## [GIVEN RECORDS]

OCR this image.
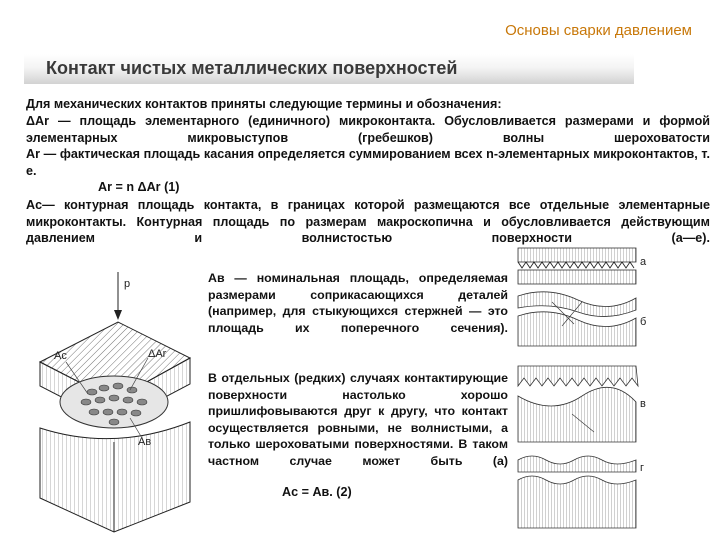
Основы сварки давлением
Контакт чистых металлических поверхностей

Для механических контактов приняты следующие термины и обозначения:

ΔAr — площадь элементарного (единичного) микроконтакта. Обусловливается размерами и формой элементарных микровыступов (гребешков) волны шероховатости

Ar — фактическая площадь касания определяется суммированием всех n-элементарных микроконтактов, т. е.

Ar = n ΔAr (1)

Ac— контурная площадь контакта, в границах которой размещаются все отдельные элементарные микроконтакты. Контурная площадь по размерам макроскопична и обусловливается действующим давлением и волнистостью поверхности (а—е).

Ав — номинальная площадь, определяемая размерами соприкасающихся деталей (например, для стыкующихся стержней — это площадь их поперечного сечения).

В отдельных (редких) случаях контактирующие поверхности настолько хорошо пришлифовываются друг к другу, что контакт осуществляется ровными, не волнистыми, а только шероховатыми поверхностями. В таком частном случае может быть (а)

Ac = Ав. (2)
p
Ac	ΔAr
Ав
а
б
в
г
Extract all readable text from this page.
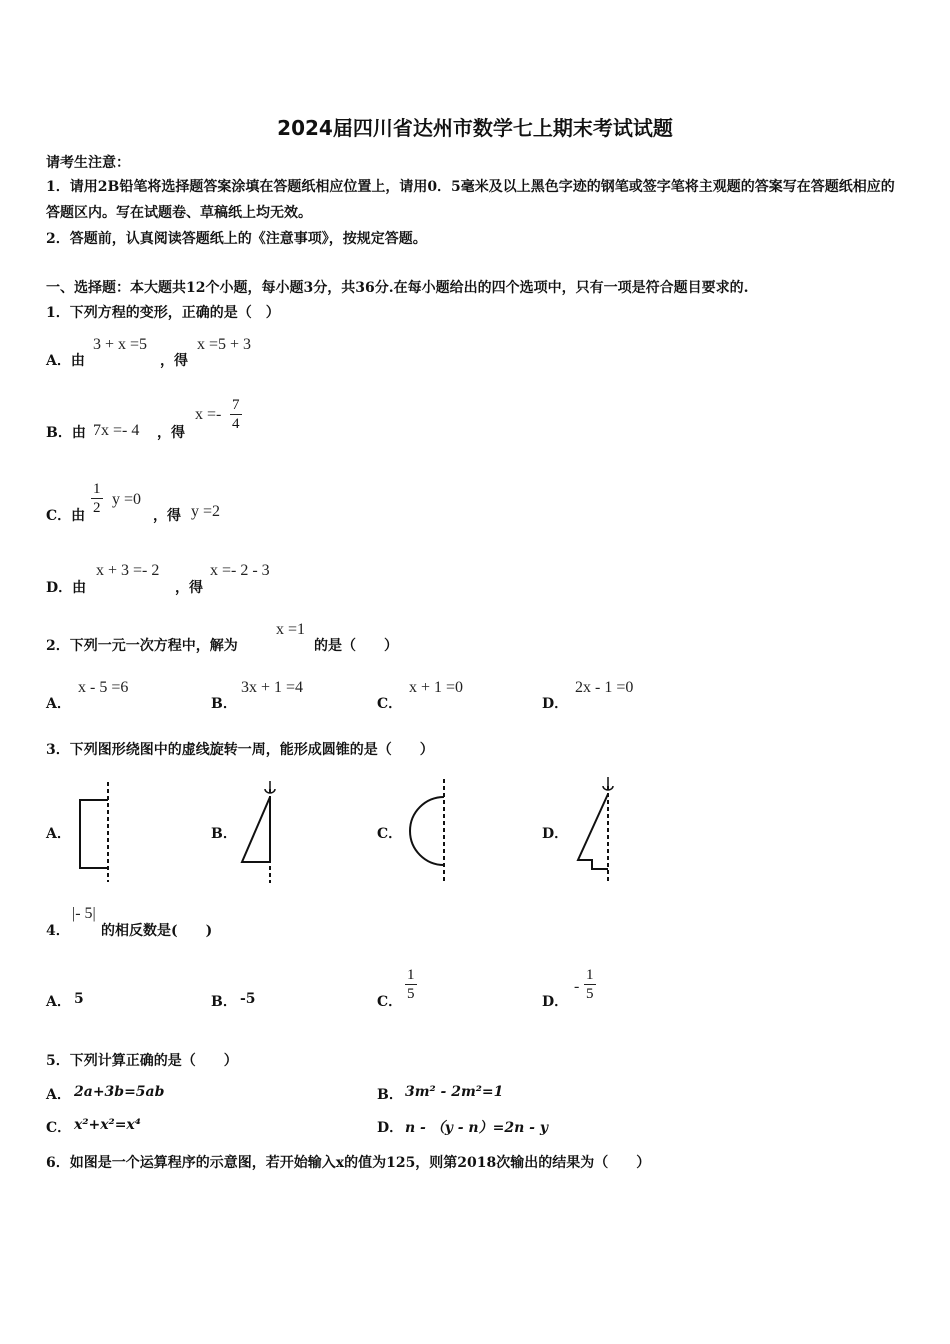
2024届四川省达州市数学七上期末考试试题
请考生注意：
1．请用2B铅笔将选择题答案涂填在答题纸相应位置上，请用0．5毫米及以上黑色字迹的钢笔或签字笔将主观题的答案写在答题纸相应的答题区内。写在试题卷、草稿纸上均无效。
2．答题前，认真阅读答题纸上的《注意事项》，按规定答题。
一、选择题：本大题共12个小题，每小题3分，共36分.在每小题给出的四个选项中，只有一项是符合题目要求的.
1．下列方程的变形，正确的是（　）
A．由
3 + x =5
，得
x =5 + 3
B．由 7x =- 4 ，得
$x =- \frac{7}{4}$
C．由 $\frac{1}{2}$ y =0
，得 y =2
D．由
x + 3 =- 2
，得
x =- 2 - 3
2．下列一元一次方程中，解为
x =1
的是（　　）
A．
x - 5 =6
B．
3x + 1 =4
C．
x + 1 =0
D．
2x - 1 =0
3．下列图形绕图中的虚线旋转一周，能形成圆锥的是（　　）
A．	B．	C．	D．
4．
|- 5|
的相反数是(　　)
A． 5	B． -5	C． $\frac{1}{5}$	D．
- $\frac{1}{5}$
5．下列计算正确的是（　　）
A． 2a+3b=5ab	B． 3m² - 2m²=1
C． x²+x²=x⁴	D． n - （y - n）=2n - y
6．如图是一个运算程序的示意图，若开始输入x的值为125，则第2018次输出的结果为（　　）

## [GOAL]
From the line containing "Extract all readable text from this page." to the end of the data above, give those lines again verbatim, with both endpoints included and no images.

## [SOLUTION TO THE EXERCISE]
Extract all readable text from this page.
2024届四川省达州市数学七上期末考试试题
请考生注意：
1．请用2B铅笔将选择题答案涂填在答题纸相应位置上，请用0．5毫米及以上黑色字迹的钢笔或签字笔将主观题的答案写在答题纸相应的答题区内。写在试题卷、草稿纸上均无效。
2．答题前，认真阅读答题纸上的《注意事项》，按规定答题。
一、选择题：本大题共12个小题，每小题3分，共36分.在每小题给出的四个选项中，只有一项是符合题目要求的.
1．下列方程的变形，正确的是（　）
A．由
3 + x =5
，得
x =5 + 3
B．由 7x =- 4 ，得
$x =- \frac{7}{4}$
C．由 $\frac{1}{2}$ y =0
，得 y =2
D．由
x + 3 =- 2
，得
x =- 2 - 3
2．下列一元一次方程中，解为
x =1
的是（　　）
A．
x - 5 =6
B．
3x + 1 =4
C．
x + 1 =0
D．
2x - 1 =0
3．下列图形绕图中的虚线旋转一周，能形成圆锥的是（　　）
A．	B．	C．	D．
4．
|- 5|
的相反数是(　　)
A． 5	B． -5	C． $\frac{1}{5}$	D．
- $\frac{1}{5}$
5．下列计算正确的是（　　）
A． 2a+3b=5ab	B． 3m² - 2m²=1
C． x²+x²=x⁴	D． n - （y - n）=2n - y
6．如图是一个运算程序的示意图，若开始输入x的值为125，则第2018次输出的结果为（　　）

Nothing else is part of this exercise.